## TASK OBJECTIVE
Pick out the lines below that contain the string "JSON" and copy them all.

## Dataset records
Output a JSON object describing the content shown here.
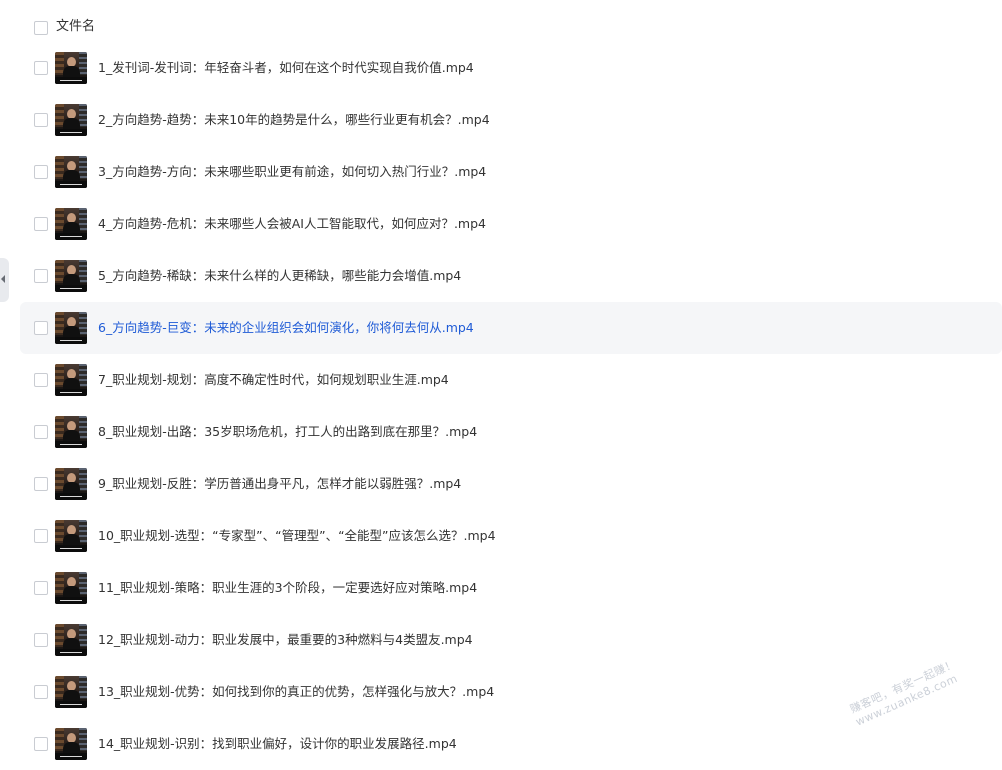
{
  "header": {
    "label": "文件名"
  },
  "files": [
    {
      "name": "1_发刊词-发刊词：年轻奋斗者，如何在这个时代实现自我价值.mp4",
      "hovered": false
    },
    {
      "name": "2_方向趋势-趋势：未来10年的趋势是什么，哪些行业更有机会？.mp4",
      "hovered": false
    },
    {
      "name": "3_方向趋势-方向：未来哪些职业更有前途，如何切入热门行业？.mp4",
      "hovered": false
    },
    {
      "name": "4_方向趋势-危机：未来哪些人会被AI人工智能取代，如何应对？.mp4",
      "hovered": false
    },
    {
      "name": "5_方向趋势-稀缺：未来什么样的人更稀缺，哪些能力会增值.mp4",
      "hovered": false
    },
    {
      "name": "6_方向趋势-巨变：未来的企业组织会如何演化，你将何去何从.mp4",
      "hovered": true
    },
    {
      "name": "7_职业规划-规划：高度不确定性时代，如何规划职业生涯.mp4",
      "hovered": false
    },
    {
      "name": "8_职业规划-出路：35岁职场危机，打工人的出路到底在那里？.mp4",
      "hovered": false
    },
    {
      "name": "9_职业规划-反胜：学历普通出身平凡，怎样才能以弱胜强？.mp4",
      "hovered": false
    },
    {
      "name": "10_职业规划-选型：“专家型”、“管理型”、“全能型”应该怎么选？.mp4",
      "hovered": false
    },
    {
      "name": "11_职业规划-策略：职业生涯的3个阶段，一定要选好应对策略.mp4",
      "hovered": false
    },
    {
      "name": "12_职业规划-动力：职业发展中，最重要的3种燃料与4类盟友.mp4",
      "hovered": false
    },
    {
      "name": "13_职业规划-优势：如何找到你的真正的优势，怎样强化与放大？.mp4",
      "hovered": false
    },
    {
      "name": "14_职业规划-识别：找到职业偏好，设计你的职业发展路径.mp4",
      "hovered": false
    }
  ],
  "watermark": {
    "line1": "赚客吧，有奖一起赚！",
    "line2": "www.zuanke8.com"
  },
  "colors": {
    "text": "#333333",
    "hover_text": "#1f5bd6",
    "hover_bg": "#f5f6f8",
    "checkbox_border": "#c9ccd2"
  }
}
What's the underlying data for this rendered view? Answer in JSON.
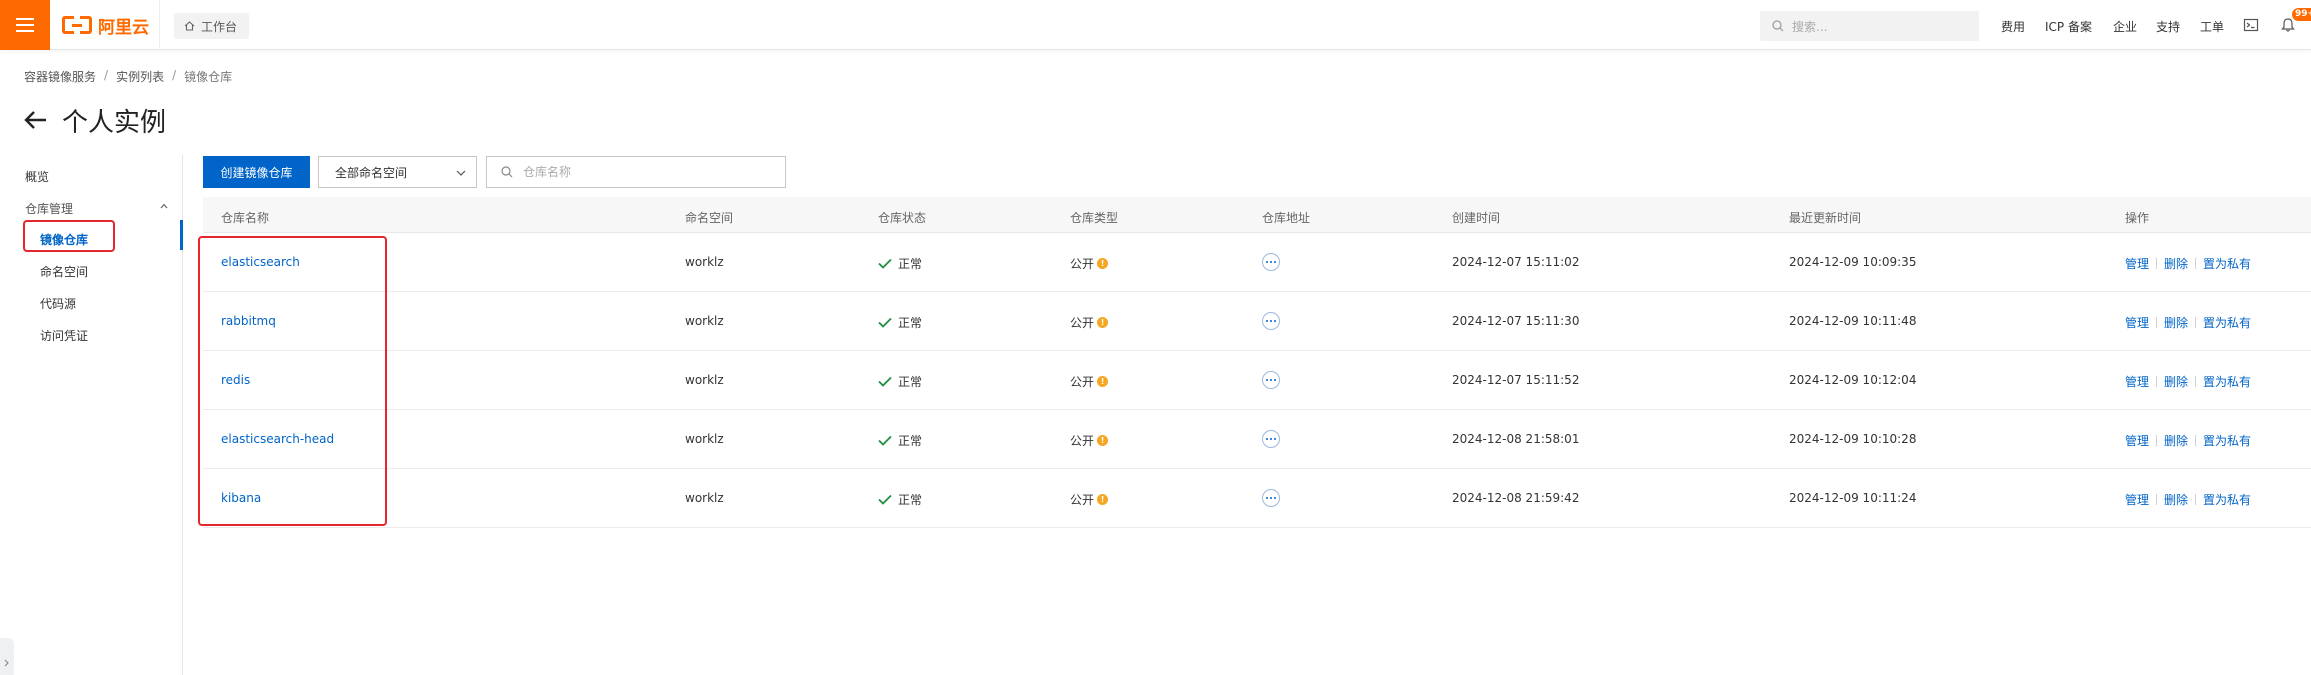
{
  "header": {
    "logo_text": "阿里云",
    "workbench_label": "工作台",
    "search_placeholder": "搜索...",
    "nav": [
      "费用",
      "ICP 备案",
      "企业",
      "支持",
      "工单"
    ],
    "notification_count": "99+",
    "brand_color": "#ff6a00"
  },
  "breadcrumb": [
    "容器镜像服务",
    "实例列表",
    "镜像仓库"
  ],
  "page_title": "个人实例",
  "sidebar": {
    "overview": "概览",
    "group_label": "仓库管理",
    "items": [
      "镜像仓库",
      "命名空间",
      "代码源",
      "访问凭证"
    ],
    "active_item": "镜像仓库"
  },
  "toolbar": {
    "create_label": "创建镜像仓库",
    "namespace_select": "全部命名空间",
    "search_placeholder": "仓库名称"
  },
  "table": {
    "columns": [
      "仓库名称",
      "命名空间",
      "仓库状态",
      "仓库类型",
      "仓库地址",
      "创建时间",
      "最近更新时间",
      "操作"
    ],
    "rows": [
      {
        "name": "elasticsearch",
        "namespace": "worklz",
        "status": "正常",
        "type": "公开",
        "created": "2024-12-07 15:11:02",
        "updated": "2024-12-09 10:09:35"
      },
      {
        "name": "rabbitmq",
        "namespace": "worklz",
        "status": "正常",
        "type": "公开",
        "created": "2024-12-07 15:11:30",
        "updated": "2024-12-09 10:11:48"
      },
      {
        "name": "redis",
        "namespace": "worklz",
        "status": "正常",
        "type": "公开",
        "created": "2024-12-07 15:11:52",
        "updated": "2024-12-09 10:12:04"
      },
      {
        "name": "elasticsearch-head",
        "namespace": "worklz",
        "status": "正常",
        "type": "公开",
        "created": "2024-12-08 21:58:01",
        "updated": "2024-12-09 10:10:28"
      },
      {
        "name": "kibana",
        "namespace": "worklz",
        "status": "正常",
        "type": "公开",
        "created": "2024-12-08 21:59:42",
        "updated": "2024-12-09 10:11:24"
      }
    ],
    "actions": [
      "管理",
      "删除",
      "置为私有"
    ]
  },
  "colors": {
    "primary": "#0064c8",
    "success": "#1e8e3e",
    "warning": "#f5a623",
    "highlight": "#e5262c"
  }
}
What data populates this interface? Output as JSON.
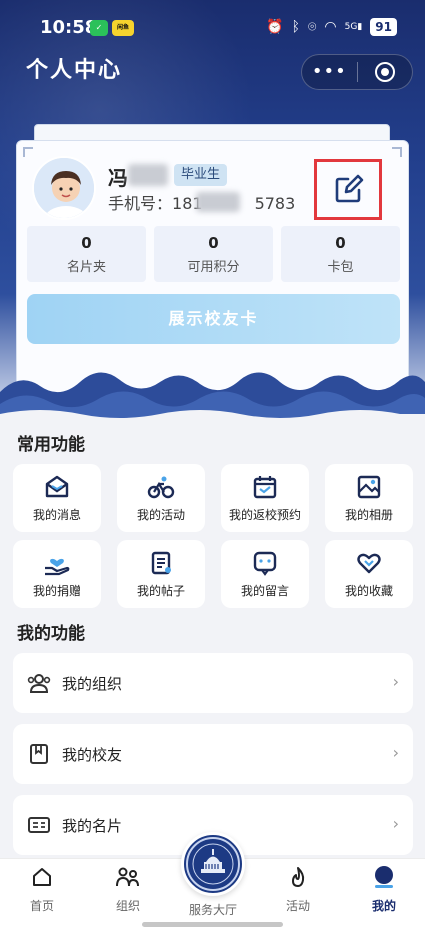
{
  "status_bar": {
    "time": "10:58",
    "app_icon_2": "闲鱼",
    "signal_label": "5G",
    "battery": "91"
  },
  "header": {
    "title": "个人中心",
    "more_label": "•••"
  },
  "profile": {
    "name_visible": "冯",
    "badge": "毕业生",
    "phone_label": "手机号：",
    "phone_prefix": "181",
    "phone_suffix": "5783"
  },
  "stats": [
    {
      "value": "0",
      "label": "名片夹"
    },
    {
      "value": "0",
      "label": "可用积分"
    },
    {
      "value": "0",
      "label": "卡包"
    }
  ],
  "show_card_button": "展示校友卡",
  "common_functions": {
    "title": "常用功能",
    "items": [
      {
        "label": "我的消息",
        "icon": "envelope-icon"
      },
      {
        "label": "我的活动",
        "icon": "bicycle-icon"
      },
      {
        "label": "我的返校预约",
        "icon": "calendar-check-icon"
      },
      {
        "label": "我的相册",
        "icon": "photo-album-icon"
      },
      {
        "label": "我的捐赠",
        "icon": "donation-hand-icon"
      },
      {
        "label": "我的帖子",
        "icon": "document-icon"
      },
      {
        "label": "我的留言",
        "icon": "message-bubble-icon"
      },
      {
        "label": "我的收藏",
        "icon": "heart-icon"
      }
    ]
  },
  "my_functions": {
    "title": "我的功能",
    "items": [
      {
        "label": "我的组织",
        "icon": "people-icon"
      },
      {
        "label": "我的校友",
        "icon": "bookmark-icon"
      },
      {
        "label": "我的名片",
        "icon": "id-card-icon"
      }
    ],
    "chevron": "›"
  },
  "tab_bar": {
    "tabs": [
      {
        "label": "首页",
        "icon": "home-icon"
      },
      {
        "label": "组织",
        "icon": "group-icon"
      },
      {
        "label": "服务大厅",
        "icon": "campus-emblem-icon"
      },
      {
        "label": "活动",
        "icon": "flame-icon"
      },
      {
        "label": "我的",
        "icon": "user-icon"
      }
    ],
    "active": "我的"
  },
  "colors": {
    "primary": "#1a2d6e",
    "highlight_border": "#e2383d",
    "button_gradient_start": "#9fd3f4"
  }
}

## FULL SOLUTION
Output a JSON object describing the content shown here.
What's the underlying data for this rendered view? Answer in JSON.
What data populates this interface? Output as JSON.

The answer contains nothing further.